Objective
Transcribe everything in the data word for word. Pictures are left out.

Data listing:
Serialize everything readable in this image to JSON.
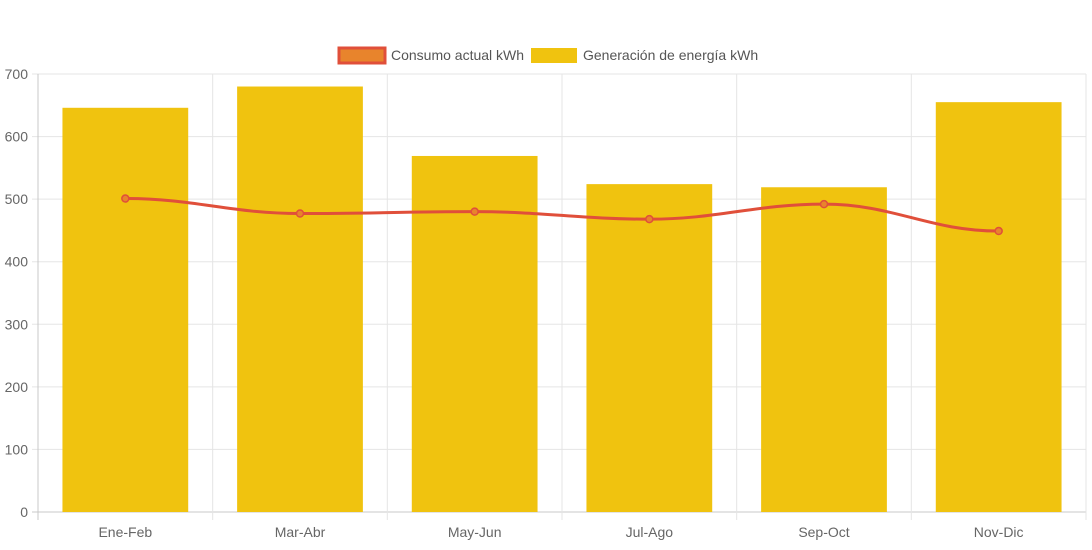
{
  "colors": {
    "bar_fill": "#F0C30F",
    "line_stroke": "#E04F3A",
    "point_fill": "#E8842C",
    "grid": "#E5E5E5",
    "axis_text": "#666666",
    "legend_text": "#555555"
  },
  "chart_data": {
    "type": "bar",
    "categories": [
      "Ene-Feb",
      "Mar-Abr",
      "May-Jun",
      "Jul-Ago",
      "Sep-Oct",
      "Nov-Dic"
    ],
    "series": [
      {
        "name": "Consumo actual kWh",
        "type": "line",
        "values": [
          501,
          477,
          480,
          468,
          492,
          449
        ]
      },
      {
        "name": "Generación de energía kWh",
        "type": "bar",
        "values": [
          646,
          680,
          569,
          524,
          519,
          655
        ]
      }
    ],
    "ylim": [
      0,
      700
    ],
    "yticks": [
      "0",
      "100",
      "200",
      "300",
      "400",
      "500",
      "600",
      "700"
    ],
    "grid": true,
    "legend_position": "top-center"
  }
}
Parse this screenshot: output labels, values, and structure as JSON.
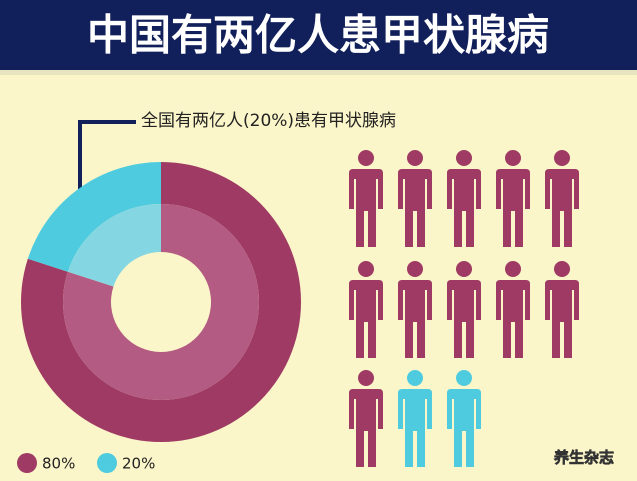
{
  "chart_data": {
    "type": "pie",
    "title": "中国有两亿人患甲状腺病",
    "annotation": "全国有两亿人(20%)患有甲状腺病",
    "values": [
      80,
      20
    ],
    "value_labels": [
      "80%",
      "20%"
    ],
    "colors": [
      "#9e3a63",
      "#4ecbdf"
    ],
    "inner_colors": [
      "#b35b82",
      "#84d7e2"
    ]
  },
  "watermark": "养生杂志"
}
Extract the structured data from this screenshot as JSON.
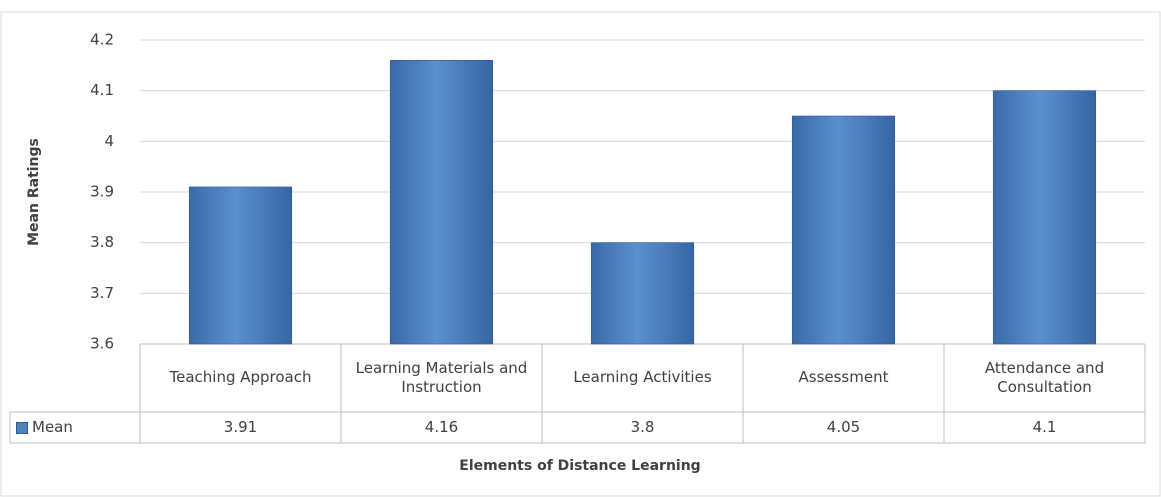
{
  "chart_data": {
    "type": "bar",
    "x_label": "Elements of Distance Learning",
    "y_label": "Mean Ratings",
    "categories": [
      "Teaching Approach",
      "Learning Materials and Instruction",
      "Learning Activities",
      "Assessment",
      "Attendance and Consultation"
    ],
    "series": [
      {
        "name": "Mean",
        "color": "#4f81bd",
        "values": [
          3.91,
          4.16,
          3.8,
          4.05,
          4.1
        ]
      }
    ],
    "ylim": [
      3.6,
      4.2
    ],
    "yticks": [
      3.6,
      3.7,
      3.8,
      3.9,
      4,
      4.1,
      4.2
    ],
    "grid": true,
    "data_table": true
  }
}
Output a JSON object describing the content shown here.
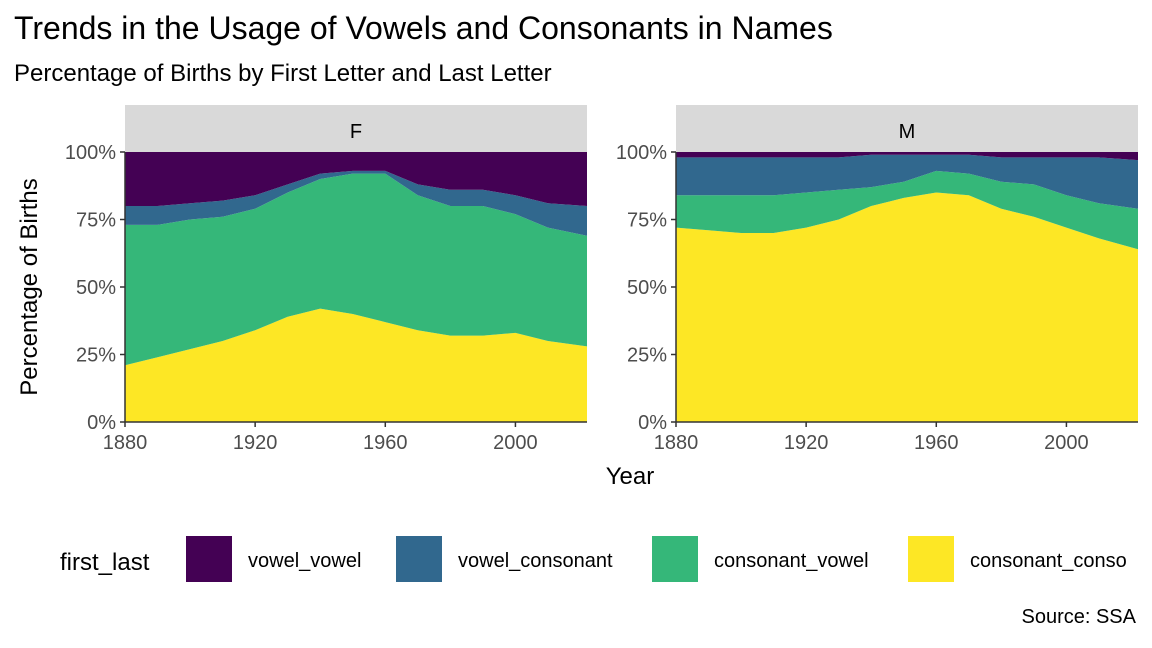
{
  "chart_data": {
    "type": "area",
    "stacked": "fill",
    "title": "Trends in the Usage of Vowels and Consonants in Names",
    "subtitle": "Percentage of Births by First Letter and Last Letter",
    "xlabel": "Year",
    "ylabel": "Percentage of Births",
    "caption": "Source: SSA",
    "xlim": [
      1880,
      2022
    ],
    "ylim": [
      0,
      1
    ],
    "x_ticks": [
      "1880",
      "1920",
      "1960",
      "2000"
    ],
    "y_ticks": [
      "0%",
      "25%",
      "50%",
      "75%",
      "100%"
    ],
    "grid": false,
    "legend": {
      "title": "first_last",
      "position": "bottom",
      "entries": [
        "vowel_vowel",
        "vowel_consonant",
        "consonant_vowel",
        "consonant_conso"
      ]
    },
    "colors": {
      "vowel_vowel": "#440154",
      "vowel_consonant": "#31688E",
      "consonant_vowel": "#35B779",
      "consonant_consonant": "#FDE725"
    },
    "facets": [
      {
        "label": "F",
        "x": [
          1880,
          1890,
          1900,
          1910,
          1920,
          1930,
          1940,
          1950,
          1960,
          1970,
          1980,
          1990,
          2000,
          2010,
          2022
        ],
        "series": [
          {
            "name": "consonant_consonant",
            "values": [
              0.21,
              0.24,
              0.27,
              0.3,
              0.34,
              0.39,
              0.42,
              0.4,
              0.37,
              0.34,
              0.32,
              0.32,
              0.33,
              0.3,
              0.28
            ]
          },
          {
            "name": "consonant_vowel",
            "values": [
              0.52,
              0.49,
              0.48,
              0.46,
              0.45,
              0.46,
              0.48,
              0.52,
              0.55,
              0.5,
              0.48,
              0.48,
              0.44,
              0.42,
              0.41
            ]
          },
          {
            "name": "vowel_consonant",
            "values": [
              0.07,
              0.07,
              0.06,
              0.06,
              0.05,
              0.03,
              0.02,
              0.01,
              0.01,
              0.04,
              0.06,
              0.06,
              0.07,
              0.09,
              0.11
            ]
          },
          {
            "name": "vowel_vowel",
            "values": [
              0.2,
              0.2,
              0.19,
              0.18,
              0.16,
              0.12,
              0.08,
              0.07,
              0.07,
              0.12,
              0.14,
              0.14,
              0.16,
              0.19,
              0.2
            ]
          }
        ]
      },
      {
        "label": "M",
        "x": [
          1880,
          1890,
          1900,
          1910,
          1920,
          1930,
          1940,
          1950,
          1960,
          1970,
          1980,
          1990,
          2000,
          2010,
          2022
        ],
        "series": [
          {
            "name": "consonant_consonant",
            "values": [
              0.72,
              0.71,
              0.7,
              0.7,
              0.72,
              0.75,
              0.8,
              0.83,
              0.85,
              0.84,
              0.79,
              0.76,
              0.72,
              0.68,
              0.64
            ]
          },
          {
            "name": "consonant_vowel",
            "values": [
              0.12,
              0.13,
              0.14,
              0.14,
              0.13,
              0.11,
              0.07,
              0.06,
              0.08,
              0.08,
              0.1,
              0.12,
              0.12,
              0.13,
              0.15
            ]
          },
          {
            "name": "vowel_consonant",
            "values": [
              0.14,
              0.14,
              0.14,
              0.14,
              0.13,
              0.12,
              0.12,
              0.1,
              0.06,
              0.07,
              0.09,
              0.1,
              0.14,
              0.17,
              0.18
            ]
          },
          {
            "name": "vowel_vowel",
            "values": [
              0.02,
              0.02,
              0.02,
              0.02,
              0.02,
              0.02,
              0.01,
              0.01,
              0.01,
              0.01,
              0.02,
              0.02,
              0.02,
              0.02,
              0.03
            ]
          }
        ]
      }
    ]
  }
}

Task output
Serialize everything readable in this image to JSON.
{
  "colors": {
    "bar_fill": "#F0C30F",
    "line_stroke": "#E04F3A",
    "point_fill": "#E8842C",
    "grid": "#E5E5E5",
    "axis_text": "#666666",
    "legend_text": "#555555"
  },
  "chart_data": {
    "type": "bar",
    "categories": [
      "Ene-Feb",
      "Mar-Abr",
      "May-Jun",
      "Jul-Ago",
      "Sep-Oct",
      "Nov-Dic"
    ],
    "series": [
      {
        "name": "Consumo actual kWh",
        "type": "line",
        "values": [
          501,
          477,
          480,
          468,
          492,
          449
        ]
      },
      {
        "name": "Generación de energía kWh",
        "type": "bar",
        "values": [
          646,
          680,
          569,
          524,
          519,
          655
        ]
      }
    ],
    "ylim": [
      0,
      700
    ],
    "yticks": [
      "0",
      "100",
      "200",
      "300",
      "400",
      "500",
      "600",
      "700"
    ],
    "grid": true,
    "legend_position": "top-center"
  }
}
Parse this screenshot: output labels, values, and structure as JSON.
{
  "chart_data": {
    "type": "pie",
    "title": "中国有两亿人患甲状腺病",
    "annotation": "全国有两亿人(20%)患有甲状腺病",
    "values": [
      80,
      20
    ],
    "value_labels": [
      "80%",
      "20%"
    ],
    "colors": [
      "#9e3a63",
      "#4ecbdf"
    ],
    "inner_colors": [
      "#b35b82",
      "#84d7e2"
    ]
  },
  "watermark": "养生杂志"
}
Extract the structured data from this screenshot as JSON.
{
  "chart_data": {
    "type": "bar",
    "x_label": "Elements of Distance Learning",
    "y_label": "Mean Ratings",
    "categories": [
      "Teaching Approach",
      "Learning Materials and Instruction",
      "Learning Activities",
      "Assessment",
      "Attendance and Consultation"
    ],
    "series": [
      {
        "name": "Mean",
        "color": "#4f81bd",
        "values": [
          3.91,
          4.16,
          3.8,
          4.05,
          4.1
        ]
      }
    ],
    "ylim": [
      3.6,
      4.2
    ],
    "yticks": [
      3.6,
      3.7,
      3.8,
      3.9,
      4,
      4.1,
      4.2
    ],
    "grid": true,
    "data_table": true
  }
}
Output a JSON object describing the content shown here.
{
  "chart_data": {
    "type": "area",
    "stacked": "fill",
    "title": "Trends in the Usage of Vowels and Consonants in Names",
    "subtitle": "Percentage of Births by First Letter and Last Letter",
    "xlabel": "Year",
    "ylabel": "Percentage of Births",
    "caption": "Source: SSA",
    "xlim": [
      1880,
      2022
    ],
    "ylim": [
      0,
      1
    ],
    "x_ticks": [
      "1880",
      "1920",
      "1960",
      "2000"
    ],
    "y_ticks": [
      "0%",
      "25%",
      "50%",
      "75%",
      "100%"
    ],
    "grid": false,
    "legend": {
      "title": "first_last",
      "position": "bottom",
      "entries": [
        "vowel_vowel",
        "vowel_consonant",
        "consonant_vowel",
        "consonant_conso"
      ]
    },
    "colors": {
      "vowel_vowel": "#440154",
      "vowel_consonant": "#31688E",
      "consonant_vowel": "#35B779",
      "consonant_consonant": "#FDE725"
    },
    "facets": [
      {
        "label": "F",
        "x": [
          1880,
          1890,
          1900,
          1910,
          1920,
          1930,
          1940,
          1950,
          1960,
          1970,
          1980,
          1990,
          2000,
          2010,
          2022
        ],
        "series": [
          {
            "name": "consonant_consonant",
            "values": [
              0.21,
              0.24,
              0.27,
              0.3,
              0.34,
              0.39,
              0.42,
              0.4,
              0.37,
              0.34,
              0.32,
              0.32,
              0.33,
              0.3,
              0.28
            ]
          },
          {
            "name": "consonant_vowel",
            "values": [
              0.52,
              0.49,
              0.48,
              0.46,
              0.45,
              0.46,
              0.48,
              0.52,
              0.55,
              0.5,
              0.48,
              0.48,
              0.44,
              0.42,
              0.41
            ]
          },
          {
            "name": "vowel_consonant",
            "values": [
              0.07,
              0.07,
              0.06,
              0.06,
              0.05,
              0.03,
              0.02,
              0.01,
              0.01,
              0.04,
              0.06,
              0.06,
              0.07,
              0.09,
              0.11
            ]
          },
          {
            "name": "vowel_vowel",
            "values": [
              0.2,
              0.2,
              0.19,
              0.18,
              0.16,
              0.12,
              0.08,
              0.07,
              0.07,
              0.12,
              0.14,
              0.14,
              0.16,
              0.19,
              0.2
            ]
          }
        ]
      },
      {
        "label": "M",
        "x": [
          1880,
          1890,
          1900,
          1910,
          1920,
          1930,
          1940,
          1950,
          1960,
          1970,
          1980,
          1990,
          2000,
          2010,
          2022
        ],
        "series": [
          {
            "name": "consonant_consonant",
            "values": [
              0.72,
              0.71,
              0.7,
              0.7,
              0.72,
              0.75,
              0.8,
              0.83,
              0.85,
              0.84,
              0.79,
              0.76,
              0.72,
              0.68,
              0.64
            ]
          },
          {
            "name": "consonant_vowel",
            "values": [
              0.12,
              0.13,
              0.14,
              0.14,
              0.13,
              0.11,
              0.07,
              0.06,
              0.08,
              0.08,
              0.1,
              0.12,
              0.12,
              0.13,
              0.15
            ]
          },
          {
            "name": "vowel_consonant",
            "values": [
              0.14,
              0.14,
              0.14,
              0.14,
              0.13,
              0.12,
              0.12,
              0.1,
              0.06,
              0.07,
              0.09,
              0.1,
              0.14,
              0.17,
              0.18
            ]
          },
          {
            "name": "vowel_vowel",
            "values": [
              0.02,
              0.02,
              0.02,
              0.02,
              0.02,
              0.02,
              0.01,
              0.01,
              0.01,
              0.01,
              0.02,
              0.02,
              0.02,
              0.02,
              0.03
            ]
          }
        ]
      }
    ]
  }
}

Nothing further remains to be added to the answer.